Rows =>
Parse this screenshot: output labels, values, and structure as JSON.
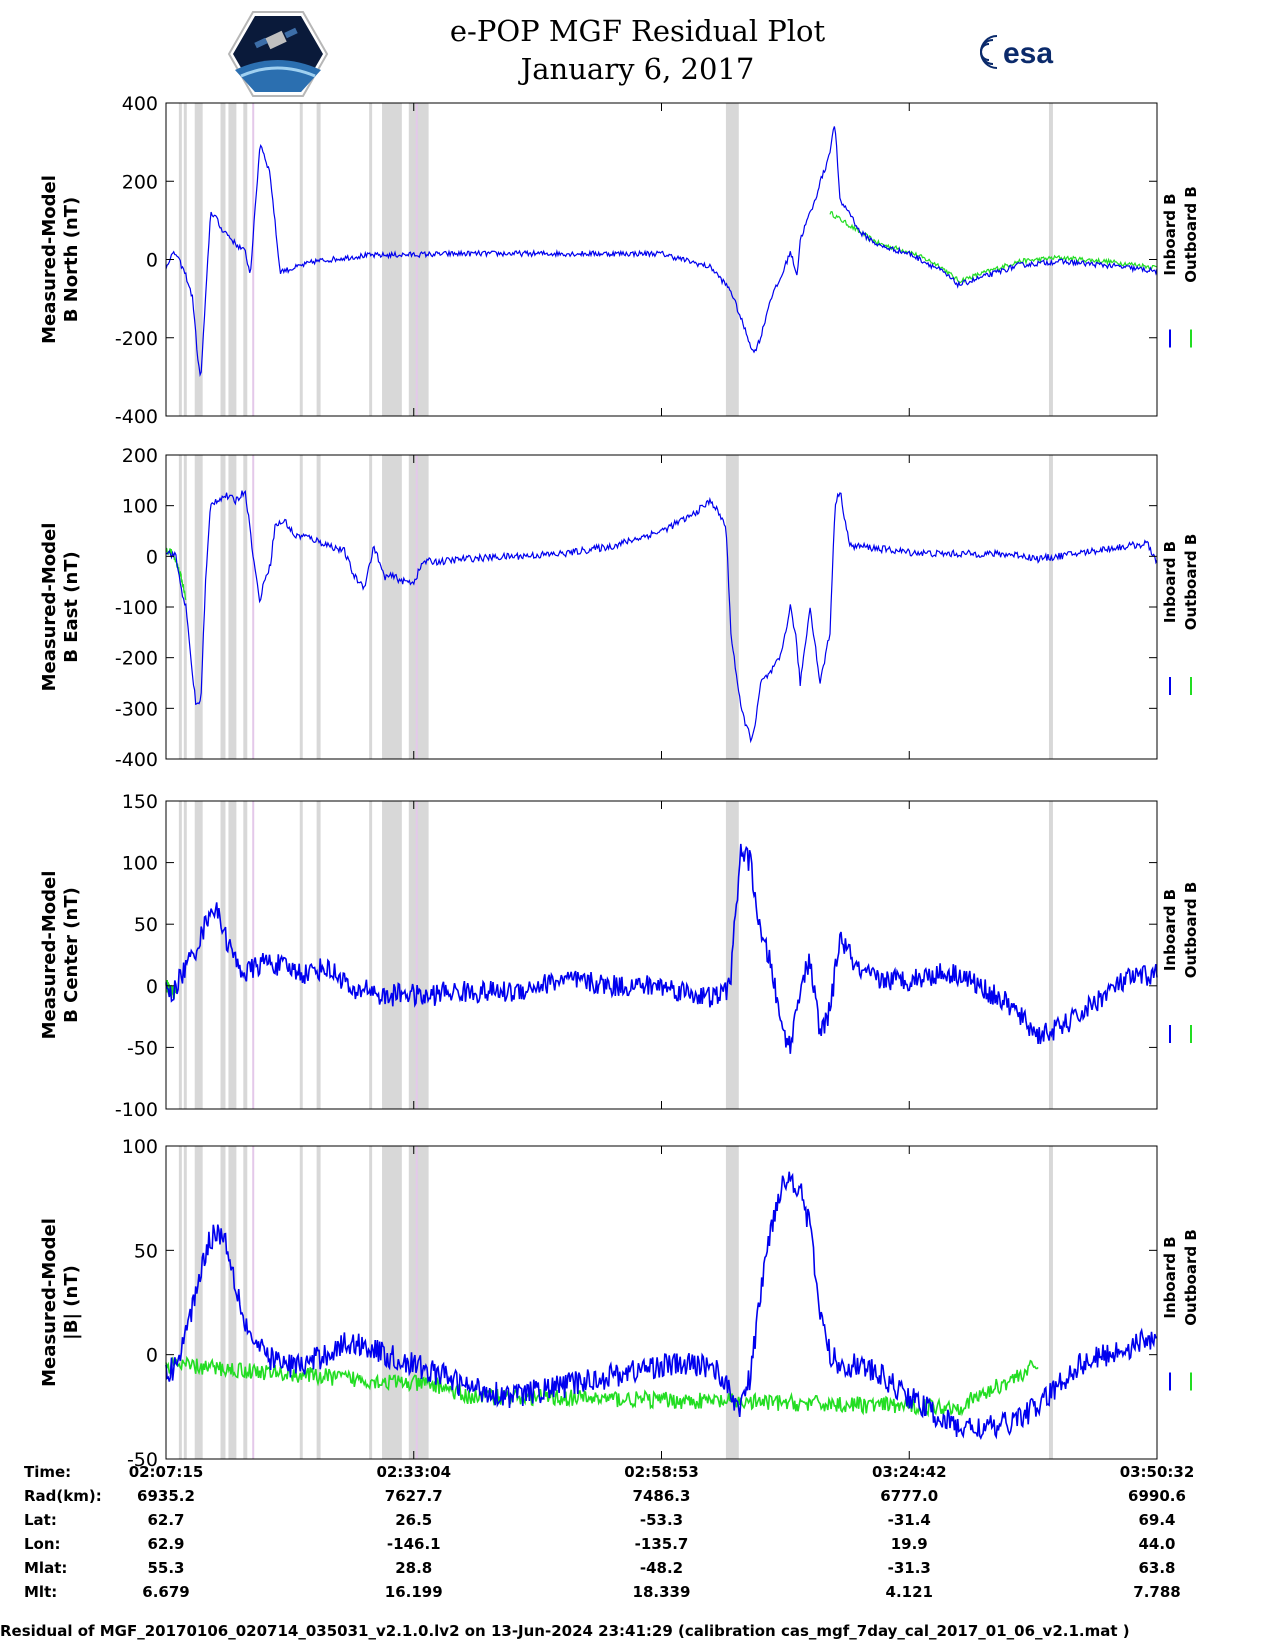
{
  "title": "e-POP MGF Residual Plot",
  "subtitle": "January 6, 2017",
  "logos": {
    "left": "cassiope-mission-logo",
    "right_text": "esa"
  },
  "legend": {
    "inboard": "Inboard B",
    "outboard": "Outboard B",
    "inboard_color": "#0000ee",
    "outboard_color": "#22dd22"
  },
  "colors": {
    "gap_shade": "#d8d8d8",
    "gap_magenta": "#e4c8ea"
  },
  "chart_data": [
    {
      "type": "line",
      "ylabel": [
        "Measured-Model",
        "B North (nT)"
      ],
      "ylim": [
        -400,
        400
      ],
      "yticks": [
        -400,
        -200,
        0,
        200,
        400
      ],
      "series": [
        {
          "name": "Inboard B",
          "color": "#0000ee",
          "x": [
            0,
            0.5,
            1,
            2,
            2.7,
            3.2,
            3.5,
            4,
            4.5,
            5,
            5.5,
            6,
            7,
            8,
            8.5,
            9.5,
            10.5,
            11.5,
            12.5,
            15,
            20,
            30,
            40,
            50,
            55,
            57,
            58,
            59.3,
            60,
            61,
            62,
            63,
            63.7,
            64,
            64.7,
            65.5,
            66,
            66.5,
            67,
            67.5,
            68,
            69,
            70,
            72,
            75,
            78,
            80,
            83,
            86,
            90,
            95,
            100
          ],
          "y": [
            -20,
            10,
            15,
            -40,
            -100,
            -250,
            -310,
            -100,
            120,
            110,
            80,
            70,
            40,
            20,
            -40,
            300,
            220,
            -30,
            -25,
            -5,
            10,
            15,
            15,
            15,
            -20,
            -80,
            -150,
            -240,
            -200,
            -100,
            -50,
            20,
            -40,
            50,
            100,
            150,
            200,
            230,
            280,
            350,
            150,
            120,
            70,
            35,
            15,
            -25,
            -65,
            -40,
            -15,
            -5,
            -15,
            -30
          ],
          "noise": 7
        },
        {
          "name": "Outboard B",
          "color": "#22dd22",
          "x": [
            67,
            70,
            72,
            75,
            78,
            80,
            83,
            86,
            90,
            95,
            100
          ],
          "y": [
            120,
            70,
            40,
            20,
            -15,
            -55,
            -30,
            -5,
            5,
            -5,
            -20
          ],
          "noise": 6
        }
      ]
    },
    {
      "type": "line",
      "ylabel": [
        "Measured-Model",
        "B East (nT)"
      ],
      "ylim": [
        -400,
        200
      ],
      "yticks": [
        -400,
        -300,
        -200,
        -100,
        0,
        100,
        200
      ],
      "series": [
        {
          "name": "Inboard B",
          "color": "#0000ee",
          "x": [
            0,
            1,
            1.5,
            2,
            2.5,
            3,
            3.5,
            4,
            4.5,
            5,
            6,
            7,
            8,
            9,
            9.5,
            10,
            10.5,
            11,
            12,
            13,
            14,
            16,
            18,
            19,
            20,
            21,
            22,
            23,
            24,
            25,
            26,
            28,
            30,
            35,
            40,
            45,
            50,
            53,
            55,
            56.5,
            57,
            58,
            59,
            59.5,
            60,
            61,
            62,
            63,
            63.5,
            64,
            65,
            66,
            67,
            67.5,
            68,
            69,
            70,
            72,
            75,
            78,
            80,
            83,
            86,
            88,
            90,
            95,
            99,
            100
          ],
          "y": [
            10,
            0,
            -60,
            -100,
            -200,
            -290,
            -290,
            -50,
            100,
            110,
            120,
            110,
            130,
            -30,
            -90,
            -40,
            -20,
            60,
            70,
            40,
            40,
            25,
            10,
            -40,
            -60,
            20,
            -40,
            -40,
            -50,
            -50,
            -10,
            -10,
            -5,
            0,
            5,
            20,
            50,
            80,
            110,
            60,
            -150,
            -300,
            -360,
            -330,
            -250,
            -230,
            -200,
            -100,
            -150,
            -250,
            -100,
            -250,
            -150,
            100,
            130,
            20,
            20,
            15,
            8,
            5,
            5,
            5,
            3,
            -5,
            0,
            15,
            25,
            -10
          ],
          "noise": 7
        },
        {
          "name": "Outboard B",
          "color": "#22dd22",
          "x": [
            0,
            0.5,
            1,
            1.5,
            2
          ],
          "y": [
            10,
            10,
            -10,
            -40,
            -80
          ],
          "noise": 7
        }
      ]
    },
    {
      "type": "line",
      "ylabel": [
        "Measured-Model",
        "B Center (nT)"
      ],
      "ylim": [
        -100,
        150
      ],
      "yticks": [
        -100,
        -50,
        0,
        50,
        100,
        150
      ],
      "series": [
        {
          "name": "Inboard B",
          "color": "#0000ee",
          "x": [
            0,
            0.5,
            1,
            2,
            3,
            4,
            4.5,
            5,
            5.5,
            6,
            7,
            8,
            9,
            10,
            12,
            14,
            16,
            18,
            19,
            20,
            22,
            24,
            26,
            28,
            30,
            35,
            40,
            45,
            50,
            55,
            56.5,
            57,
            58,
            59,
            60,
            61,
            62,
            63,
            64,
            65,
            66,
            67,
            68,
            70,
            72,
            75,
            78,
            80,
            82,
            85,
            88,
            90,
            92,
            95,
            97,
            100
          ],
          "y": [
            5,
            -10,
            0,
            15,
            30,
            50,
            65,
            60,
            55,
            40,
            20,
            10,
            15,
            20,
            15,
            10,
            15,
            5,
            -10,
            0,
            -10,
            -5,
            -10,
            -5,
            -5,
            -5,
            5,
            0,
            0,
            -10,
            -5,
            10,
            110,
            100,
            40,
            20,
            -30,
            -50,
            0,
            20,
            -40,
            -20,
            40,
            10,
            5,
            5,
            10,
            10,
            0,
            -15,
            -40,
            -35,
            -25,
            -5,
            5,
            10
          ],
          "noise": 9
        },
        {
          "name": "Outboard B",
          "color": "#22dd22",
          "x": [
            0,
            0.5,
            1
          ],
          "y": [
            0,
            -5,
            -5
          ],
          "noise": 6
        }
      ]
    },
    {
      "type": "line",
      "ylabel": [
        "Measured-Model",
        "|B| (nT)"
      ],
      "ylim": [
        -50,
        100
      ],
      "yticks": [
        -50,
        0,
        50,
        100
      ],
      "series": [
        {
          "name": "Inboard B",
          "color": "#0000ee",
          "x": [
            0,
            1,
            2,
            3,
            4,
            5,
            6,
            7,
            8,
            9,
            10,
            12,
            14,
            16,
            18,
            20,
            22,
            25,
            28,
            30,
            35,
            40,
            45,
            50,
            55,
            56,
            57,
            58,
            59,
            60,
            61,
            62,
            63,
            64,
            65,
            66,
            67,
            68,
            69,
            70,
            72,
            75,
            78,
            80,
            82,
            84,
            86,
            88,
            90,
            92,
            95,
            98,
            100
          ],
          "y": [
            -10,
            -5,
            10,
            30,
            50,
            60,
            55,
            35,
            15,
            5,
            0,
            -5,
            -5,
            0,
            5,
            5,
            0,
            -5,
            -10,
            -15,
            -20,
            -15,
            -10,
            -5,
            -5,
            -10,
            -20,
            -25,
            -10,
            30,
            60,
            80,
            85,
            80,
            60,
            20,
            0,
            -5,
            -5,
            -5,
            -10,
            -20,
            -30,
            -35,
            -35,
            -35,
            -30,
            -25,
            -15,
            -5,
            0,
            5,
            10
          ],
          "noise": 6
        },
        {
          "name": "Outboard B",
          "color": "#22dd22",
          "x": [
            0,
            1,
            28,
            30,
            35,
            78,
            80,
            82,
            84,
            86,
            88
          ],
          "y": [
            -5,
            -5,
            -15,
            -20,
            -20,
            -25,
            -25,
            -20,
            -15,
            -10,
            -5
          ],
          "noise": 4
        }
      ]
    }
  ],
  "gaps_grey": [
    [
      1.3,
      1.6
    ],
    [
      1.8,
      2.1
    ],
    [
      2.9,
      3.7
    ],
    [
      5.5,
      6.0
    ],
    [
      6.3,
      7.1
    ],
    [
      7.8,
      8.2
    ],
    [
      13.5,
      13.8
    ],
    [
      15.2,
      15.6
    ],
    [
      20.5,
      20.8
    ],
    [
      21.8,
      23.8
    ],
    [
      24.5,
      26.5
    ],
    [
      56.5,
      57.8
    ],
    [
      89.1,
      89.5
    ]
  ],
  "gaps_magenta": [
    [
      8.7,
      8.9
    ],
    [
      25.2,
      25.4
    ]
  ],
  "time_axis": {
    "labels": [
      "Time:",
      "Rad(km):",
      "Lat:",
      "Lon:",
      "Mlat:",
      "Mlt:"
    ],
    "columns": [
      {
        "Time": "02:07:15",
        "Rad": "6935.2",
        "Lat": "62.7",
        "Lon": "62.9",
        "Mlat": "55.3",
        "Mlt": "6.679"
      },
      {
        "Time": "02:33:04",
        "Rad": "7627.7",
        "Lat": "26.5",
        "Lon": "-146.1",
        "Mlat": "28.8",
        "Mlt": "16.199"
      },
      {
        "Time": "02:58:53",
        "Rad": "7486.3",
        "Lat": "-53.3",
        "Lon": "-135.7",
        "Mlat": "-48.2",
        "Mlt": "18.339"
      },
      {
        "Time": "03:24:42",
        "Rad": "6777.0",
        "Lat": "-31.4",
        "Lon": "19.9",
        "Mlat": "-31.3",
        "Mlt": "4.121"
      },
      {
        "Time": "03:50:32",
        "Rad": "6990.6",
        "Lat": "69.4",
        "Lon": "44.0",
        "Mlat": "63.8",
        "Mlt": "7.788"
      }
    ]
  },
  "footer": "Residual of MGF_20170106_020714_035031_v2.1.0.lv2 on 13-Jun-2024 23:41:29 (calibration cas_mgf_7day_cal_2017_01_06_v2.1.mat )"
}
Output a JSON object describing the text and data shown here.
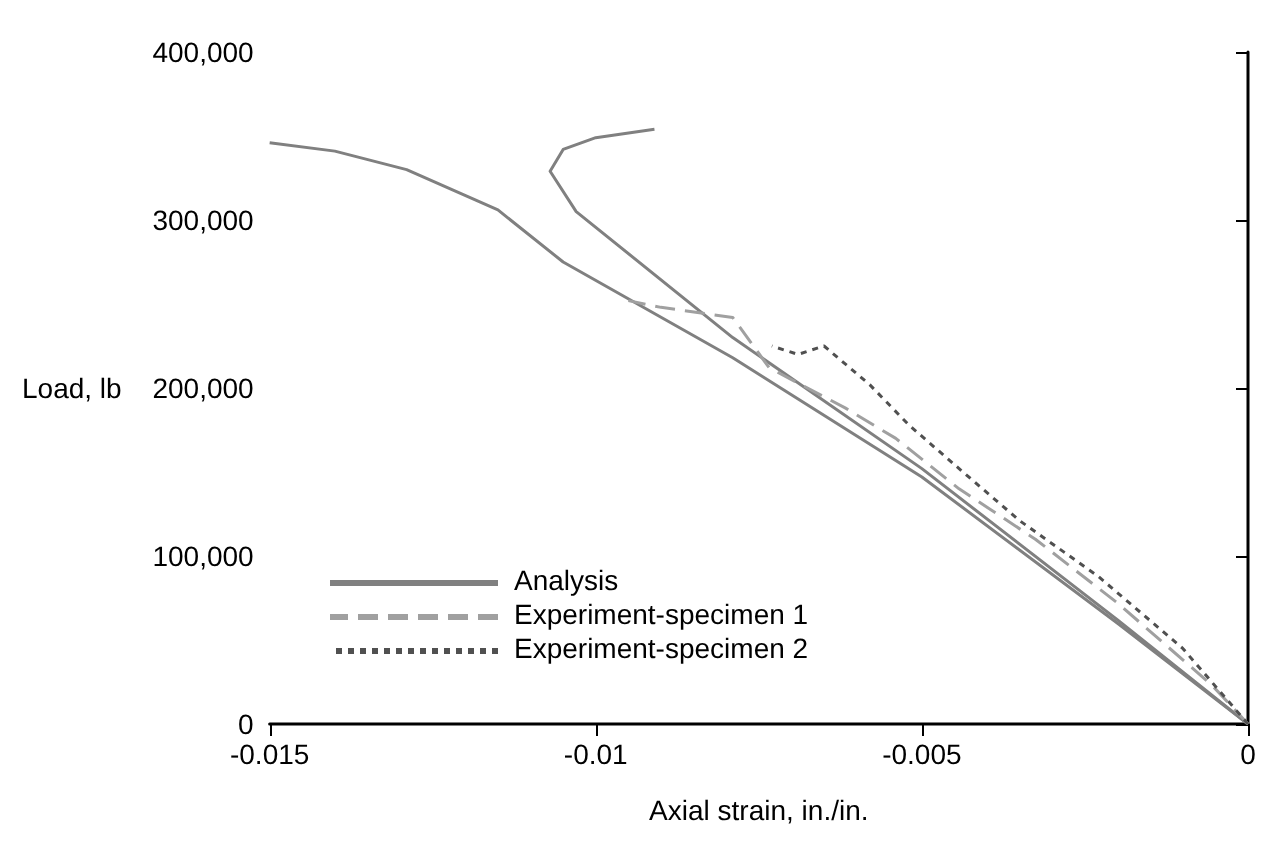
{
  "chart_data": {
    "type": "line",
    "xlabel": "Axial strain, in./in.",
    "ylabel": "Load, lb",
    "xlim": [
      -0.015,
      0
    ],
    "xticks": [
      -0.015,
      -0.01,
      -0.005,
      0
    ],
    "ylim": [
      0,
      400000
    ],
    "yticks": [
      {
        "value": 0,
        "label": "0"
      },
      {
        "value": 100000,
        "label": "100,000"
      },
      {
        "value": 200000,
        "label": "200,000"
      },
      {
        "value": 300000,
        "label": "300,000"
      },
      {
        "value": 400000,
        "label": "400,000"
      }
    ],
    "grid": false,
    "legend": "bottom left",
    "marker": "none",
    "series": [
      {
        "name": "Analysis",
        "color": "#808080",
        "line_style": "solid",
        "x": [
          0,
          -0.002,
          -0.005,
          -0.0079,
          -0.0105,
          -0.0115,
          -0.0129,
          -0.014,
          -0.015
        ],
        "values": [
          0,
          60000,
          147000,
          218000,
          275000,
          306000,
          330000,
          341000,
          346000
        ]
      },
      {
        "color": "#808080",
        "line_style": "solid",
        "x": [
          0,
          -0.002,
          -0.005,
          -0.0079,
          -0.0103,
          -0.0107,
          -0.0105,
          -0.01,
          -0.0091
        ],
        "values": [
          0,
          62000,
          152000,
          230000,
          305000,
          329000,
          342000,
          349000,
          354000
        ]
      },
      {
        "name": "Experiment-specimen 1",
        "color": "#a0a0a0",
        "line_style": "dashed",
        "x": [
          0,
          -0.00055,
          -0.002,
          -0.00326,
          -0.00443,
          -0.0054,
          -0.00617,
          -0.00734,
          -0.0079,
          -0.009,
          -0.0095
        ],
        "values": [
          0,
          23000,
          72000,
          110000,
          140000,
          170000,
          188000,
          212000,
          242000,
          248000,
          252000
        ]
      },
      {
        "name": "Experiment-specimen 2",
        "color": "#505050",
        "line_style": "dotted",
        "x": [
          0,
          -0.001,
          -0.0023,
          -0.0035,
          -0.0044,
          -0.0052,
          -0.0058,
          -0.0065,
          -0.0069,
          -0.0073
        ],
        "values": [
          0,
          45000,
          88000,
          121000,
          151000,
          178000,
          202000,
          225000,
          220000,
          225000
        ]
      }
    ]
  }
}
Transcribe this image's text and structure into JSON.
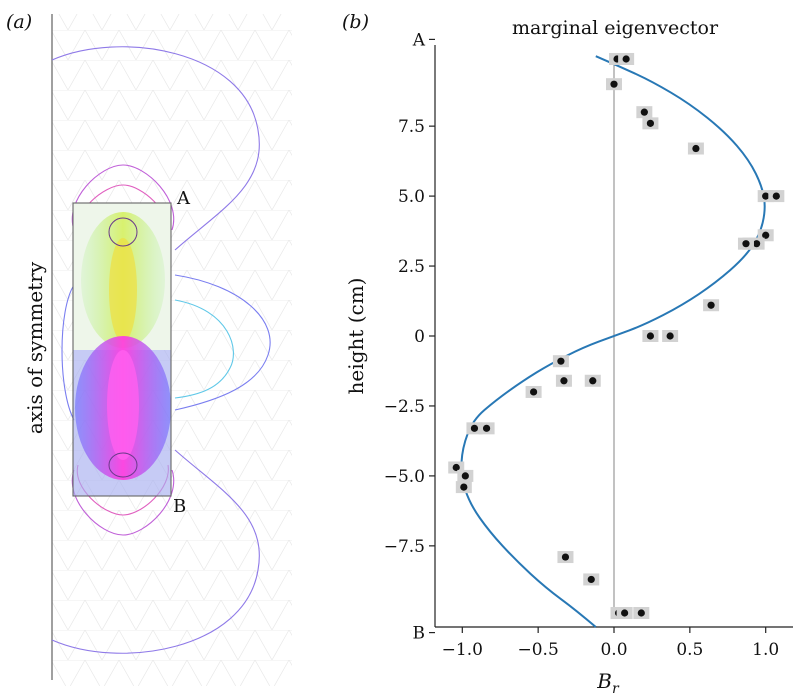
{
  "panel_a": {
    "panel_label": "(a)",
    "axis_label": "axis of symmetry",
    "marker_top": "A",
    "marker_bottom": "B"
  },
  "panel_b": {
    "panel_label": "(b)"
  },
  "chart_data": {
    "type": "scatter",
    "title": "marginal eigenvector",
    "xlabel": "B",
    "xlabel_subscript": "r",
    "ylabel": "height (cm)",
    "xlim": [
      -1.18,
      1.18
    ],
    "ylim": [
      -10.4,
      10.4
    ],
    "xticks": [
      {
        "value": -1.0,
        "label": "−1.0"
      },
      {
        "value": -0.5,
        "label": "−0.5"
      },
      {
        "value": 0.0,
        "label": "0.0"
      },
      {
        "value": 0.5,
        "label": "0.5"
      },
      {
        "value": 1.0,
        "label": "1.0"
      }
    ],
    "yticks": [
      {
        "value": 10.6,
        "label": "A"
      },
      {
        "value": 7.5,
        "label": "7.5"
      },
      {
        "value": 5.0,
        "label": "5.0"
      },
      {
        "value": 2.5,
        "label": "2.5"
      },
      {
        "value": 0.0,
        "label": "0"
      },
      {
        "value": -2.5,
        "label": "−2.5"
      },
      {
        "value": -5.0,
        "label": "−5.0"
      },
      {
        "value": -7.5,
        "label": "−7.5"
      },
      {
        "value": -10.6,
        "label": "B"
      }
    ],
    "series": [
      {
        "kind": "line",
        "color": "#2878b5",
        "x": [
          -0.12,
          -0.25,
          -0.45,
          -0.65,
          -0.82,
          -0.95,
          -1.01,
          -1.0,
          -0.93,
          -0.78,
          -0.6,
          -0.42,
          -0.2,
          0.0,
          0.2,
          0.45,
          0.67,
          0.86,
          0.96,
          1.0,
          0.98,
          0.89,
          0.73,
          0.5,
          0.25,
          0.05,
          -0.12
        ],
        "y": [
          -10.4,
          -9.8,
          -9.0,
          -8.0,
          -7.0,
          -6.0,
          -5.0,
          -4.0,
          -3.0,
          -2.3,
          -1.6,
          -1.0,
          -0.4,
          0.0,
          0.4,
          1.1,
          1.9,
          2.8,
          3.6,
          4.5,
          5.3,
          6.3,
          7.3,
          8.3,
          9.1,
          9.6,
          10.0
        ]
      },
      {
        "kind": "scatter",
        "color": "#111111",
        "marker_bg": "#d2d2d2",
        "x": [
          0.02,
          0.08,
          0.0,
          0.2,
          0.24,
          0.54,
          1.0,
          1.07,
          1.0,
          0.9,
          0.94,
          0.87,
          0.64,
          0.24,
          0.37,
          -0.35,
          -0.33,
          -0.14,
          -0.53,
          -0.92,
          -0.84,
          -1.04,
          -0.98,
          -0.99,
          -0.32,
          -0.15,
          0.03,
          0.07,
          0.18
        ],
        "y": [
          9.9,
          9.9,
          9.0,
          8.0,
          7.6,
          6.7,
          5.0,
          5.0,
          3.6,
          3.3,
          3.3,
          3.3,
          1.1,
          0.0,
          0.0,
          -0.9,
          -1.6,
          -1.6,
          -2.0,
          -3.3,
          -3.3,
          -4.7,
          -5.0,
          -5.4,
          -7.9,
          -8.7,
          -9.9,
          -9.9,
          -9.9
        ]
      }
    ],
    "grid": false,
    "zero_line": true,
    "legend": "none"
  }
}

Aim => Show the lines of the data that hold the word "left".

Full response =>
    "left": "cassiope-mission-logo",
    "legend": "bottom left",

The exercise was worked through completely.